(Stored data entries):

** begin **

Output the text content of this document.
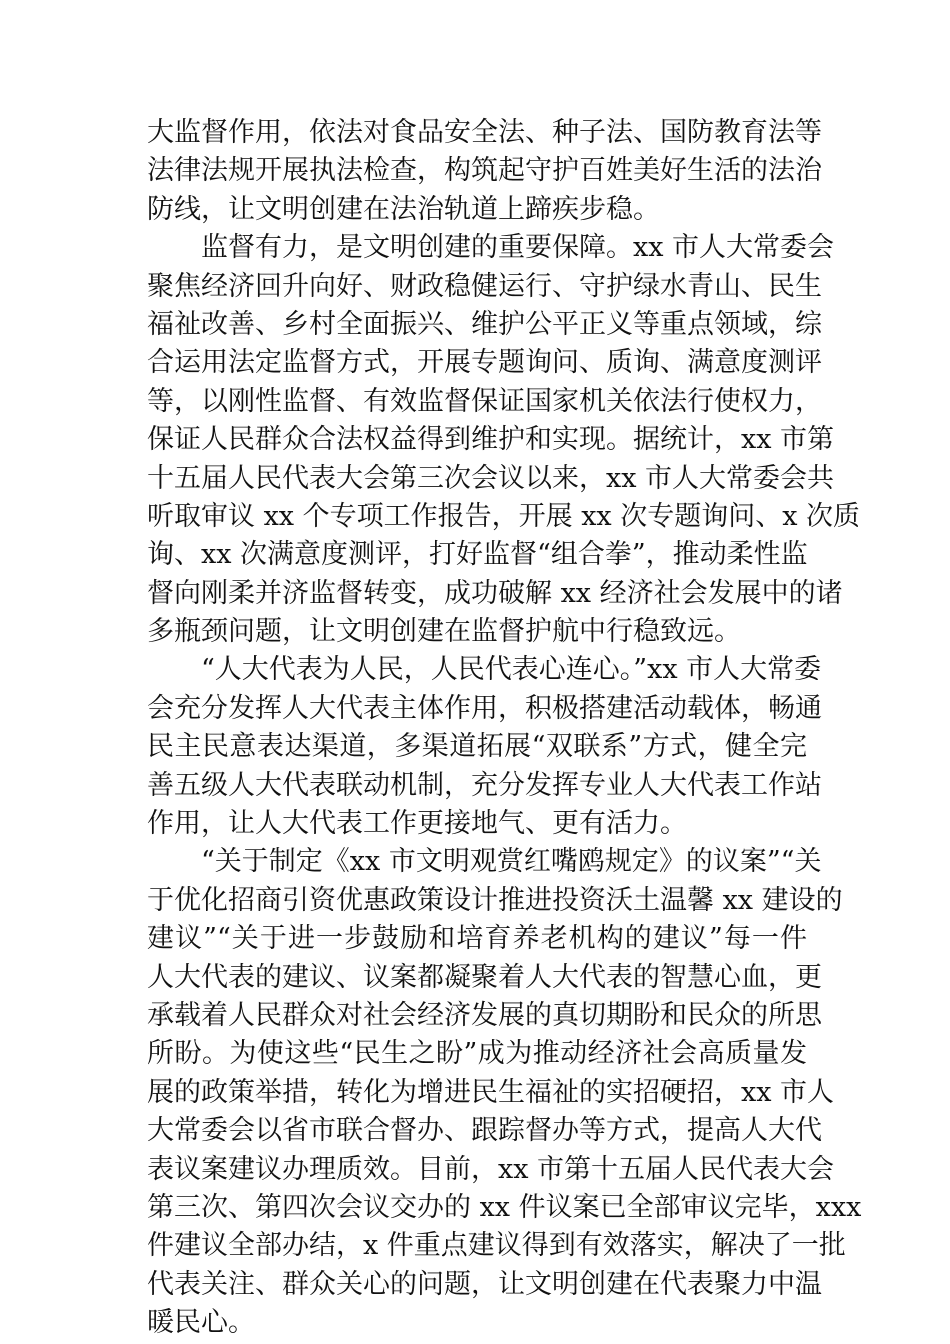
大监督作用，依法对食品安全法、种子法、国防教育法等
法律法规开展执法检查，构筑起守护百姓美好生活的法治
防线，让文明创建在法治轨道上蹄疾步稳。
监督有力，是文明创建的重要保障。xx 市人大常委会
聚焦经济回升向好、财政稳健运行、守护绿水青山、民生
福祉改善、乡村全面振兴、维护公平正义等重点领域，综
合运用法定监督方式，开展专题询问、质询、满意度测评
等，以刚性监督、有效监督保证国家机关依法行使权力，
保证人民群众合法权益得到维护和实现。据统计，xx 市第
十五届人民代表大会第三次会议以来，xx 市人大常委会共
听取审议 xx 个专项工作报告，开展 xx 次专题询问、x 次质
询、xx 次满意度测评，打好监督“组合拳”，推动柔性监
督向刚柔并济监督转变，成功破解 xx 经济社会发展中的诸
多瓶颈问题，让文明创建在监督护航中行稳致远。
“人大代表为人民，人民代表心连心。”xx 市人大常委
会充分发挥人大代表主体作用，积极搭建活动载体，畅通
民主民意表达渠道，多渠道拓展“双联系”方式，健全完
善五级人大代表联动机制，充分发挥专业人大代表工作站
作用，让人大代表工作更接地气、更有活力。
“关于制定《xx 市文明观赏红嘴鸥规定》的议案”“关
于优化招商引资优惠政策设计推进投资沃土温馨 xx 建设的
建议”“关于进一步鼓励和培育养老机构的建议”每一件
人大代表的建议、议案都凝聚着人大代表的智慧心血，更
承载着人民群众对社会经济发展的真切期盼和民众的所思
所盼。为使这些“民生之盼”成为推动经济社会高质量发
展的政策举措，转化为增进民生福祉的实招硬招，xx 市人
大常委会以省市联合督办、跟踪督办等方式，提高人大代
表议案建议办理质效。目前，xx 市第十五届人民代表大会
第三次、第四次会议交办的 xx 件议案已全部审议完毕，xxx
件建议全部办结，x 件重点建议得到有效落实，解决了一批
代表关注、群众关心的问题，让文明创建在代表聚力中温
暖民心。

** end **

(Objective):
Give the entries again without a single change, but with no pictures.

(Task answer):
Output the text content of this document.
大监督作用，依法对食品安全法、种子法、国防教育法等
法律法规开展执法检查，构筑起守护百姓美好生活的法治
防线，让文明创建在法治轨道上蹄疾步稳。
监督有力，是文明创建的重要保障。xx 市人大常委会
聚焦经济回升向好、财政稳健运行、守护绿水青山、民生
福祉改善、乡村全面振兴、维护公平正义等重点领域，综
合运用法定监督方式，开展专题询问、质询、满意度测评
等，以刚性监督、有效监督保证国家机关依法行使权力，
保证人民群众合法权益得到维护和实现。据统计，xx 市第
十五届人民代表大会第三次会议以来，xx 市人大常委会共
听取审议 xx 个专项工作报告，开展 xx 次专题询问、x 次质
询、xx 次满意度测评，打好监督“组合拳”，推动柔性监
督向刚柔并济监督转变，成功破解 xx 经济社会发展中的诸
多瓶颈问题，让文明创建在监督护航中行稳致远。
“人大代表为人民，人民代表心连心。”xx 市人大常委
会充分发挥人大代表主体作用，积极搭建活动载体，畅通
民主民意表达渠道，多渠道拓展“双联系”方式，健全完
善五级人大代表联动机制，充分发挥专业人大代表工作站
作用，让人大代表工作更接地气、更有活力。
“关于制定《xx 市文明观赏红嘴鸥规定》的议案”“关
于优化招商引资优惠政策设计推进投资沃土温馨 xx 建设的
建议”“关于进一步鼓励和培育养老机构的建议”每一件
人大代表的建议、议案都凝聚着人大代表的智慧心血，更
承载着人民群众对社会经济发展的真切期盼和民众的所思
所盼。为使这些“民生之盼”成为推动经济社会高质量发
展的政策举措，转化为增进民生福祉的实招硬招，xx 市人
大常委会以省市联合督办、跟踪督办等方式，提高人大代
表议案建议办理质效。目前，xx 市第十五届人民代表大会
第三次、第四次会议交办的 xx 件议案已全部审议完毕，xxx
件建议全部办结，x 件重点建议得到有效落实，解决了一批
代表关注、群众关心的问题，让文明创建在代表聚力中温
暖民心。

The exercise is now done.